> _GOAL_
Carry none of the pictures over; write out the complete data exactly.

━━ MATERIAL SUPPLIED ━━

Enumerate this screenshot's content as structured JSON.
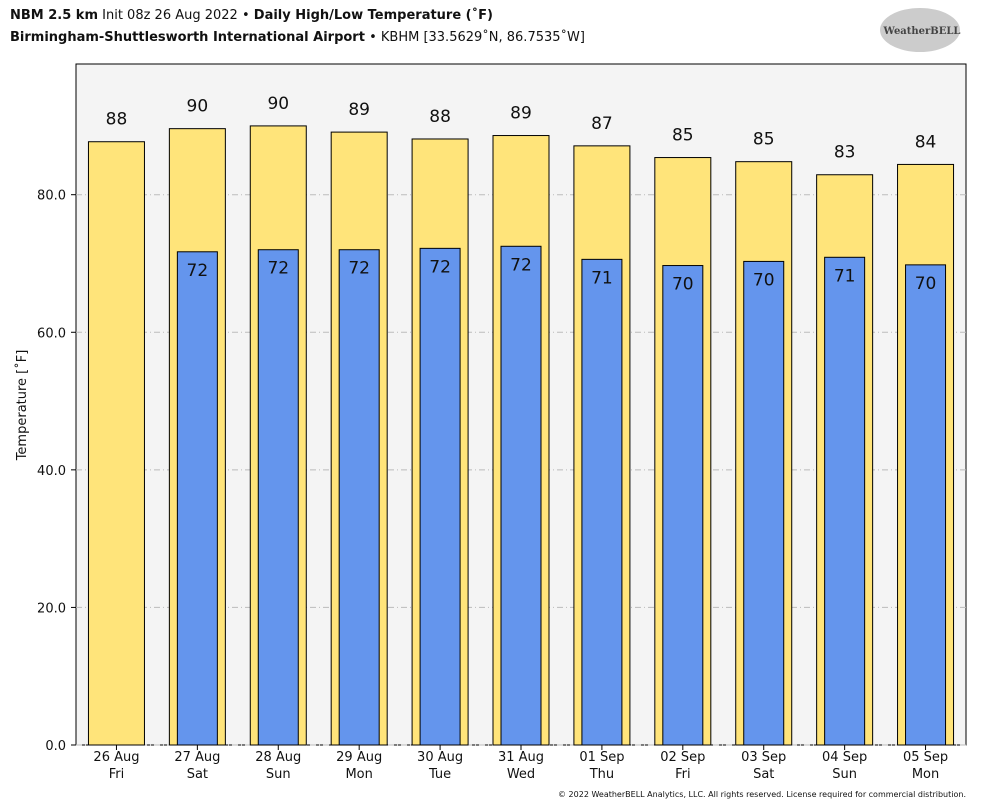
{
  "chart_data": {
    "type": "bar",
    "title_parts": [
      "NBM 2.5 km",
      "Init 08z 26 Aug 2022 •",
      "Daily High/Low Temperature (˚F)"
    ],
    "subtitle_parts": [
      "Birmingham-Shuttlesworth International Airport",
      "• KBHM [33.5629˚N, 86.7535˚W]"
    ],
    "logo": "WeatherBELL",
    "footer": "© 2022 WeatherBELL Analytics, LLC. All rights reserved. License required for commercial distribution.",
    "y_label": "Temperature [˚F]",
    "categories": [
      "26 Aug",
      "27 Aug",
      "28 Aug",
      "29 Aug",
      "30 Aug",
      "31 Aug",
      "01 Sep",
      "02 Sep",
      "03 Sep",
      "04 Sep",
      "05 Sep"
    ],
    "category_sublabels": [
      "Fri",
      "Sat",
      "Sun",
      "Mon",
      "Tue",
      "Wed",
      "Thu",
      "Fri",
      "Sat",
      "Sun",
      "Mon"
    ],
    "series": [
      {
        "name": "High",
        "color": "#ffe47a",
        "values": [
          87.7,
          89.6,
          90.0,
          89.1,
          88.1,
          88.6,
          87.1,
          85.4,
          84.8,
          82.9,
          84.4
        ],
        "value_labels": [
          "88",
          "90",
          "90",
          "89",
          "88",
          "89",
          "87",
          "85",
          "85",
          "83",
          "84"
        ]
      },
      {
        "name": "Low",
        "color": "#6495ed",
        "values": [
          null,
          71.7,
          72.0,
          72.0,
          72.2,
          72.5,
          70.6,
          69.7,
          70.3,
          70.9,
          69.8
        ],
        "value_labels": [
          null,
          "72",
          "72",
          "72",
          "72",
          "72",
          "71",
          "70",
          "70",
          "71",
          "70"
        ]
      }
    ],
    "ylim": [
      0,
      99
    ],
    "yticks": [
      {
        "value": 0,
        "label": "0.0"
      },
      {
        "value": 20,
        "label": "20.0"
      },
      {
        "value": 40,
        "label": "40.0"
      },
      {
        "value": 60,
        "label": "60.0"
      },
      {
        "value": 80,
        "label": "80.0"
      }
    ],
    "grid": true
  }
}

━━━

> _RESPONSE TO THIS EXERCISE_
Enumerate this screenshot's content as structured JSON.
{
  "chart_data": {
    "type": "bar",
    "title_parts": [
      "NBM 2.5 km",
      "Init 08z 26 Aug 2022 •",
      "Daily High/Low Temperature (˚F)"
    ],
    "subtitle_parts": [
      "Birmingham-Shuttlesworth International Airport",
      "• KBHM [33.5629˚N, 86.7535˚W]"
    ],
    "logo": "WeatherBELL",
    "footer": "© 2022 WeatherBELL Analytics, LLC. All rights reserved. License required for commercial distribution.",
    "y_label": "Temperature [˚F]",
    "categories": [
      "26 Aug",
      "27 Aug",
      "28 Aug",
      "29 Aug",
      "30 Aug",
      "31 Aug",
      "01 Sep",
      "02 Sep",
      "03 Sep",
      "04 Sep",
      "05 Sep"
    ],
    "category_sublabels": [
      "Fri",
      "Sat",
      "Sun",
      "Mon",
      "Tue",
      "Wed",
      "Thu",
      "Fri",
      "Sat",
      "Sun",
      "Mon"
    ],
    "series": [
      {
        "name": "High",
        "color": "#ffe47a",
        "values": [
          87.7,
          89.6,
          90.0,
          89.1,
          88.1,
          88.6,
          87.1,
          85.4,
          84.8,
          82.9,
          84.4
        ],
        "value_labels": [
          "88",
          "90",
          "90",
          "89",
          "88",
          "89",
          "87",
          "85",
          "85",
          "83",
          "84"
        ]
      },
      {
        "name": "Low",
        "color": "#6495ed",
        "values": [
          null,
          71.7,
          72.0,
          72.0,
          72.2,
          72.5,
          70.6,
          69.7,
          70.3,
          70.9,
          69.8
        ],
        "value_labels": [
          null,
          "72",
          "72",
          "72",
          "72",
          "72",
          "71",
          "70",
          "70",
          "71",
          "70"
        ]
      }
    ],
    "ylim": [
      0,
      99
    ],
    "yticks": [
      {
        "value": 0,
        "label": "0.0"
      },
      {
        "value": 20,
        "label": "20.0"
      },
      {
        "value": 40,
        "label": "40.0"
      },
      {
        "value": 60,
        "label": "60.0"
      },
      {
        "value": 80,
        "label": "80.0"
      }
    ],
    "grid": true
  }
}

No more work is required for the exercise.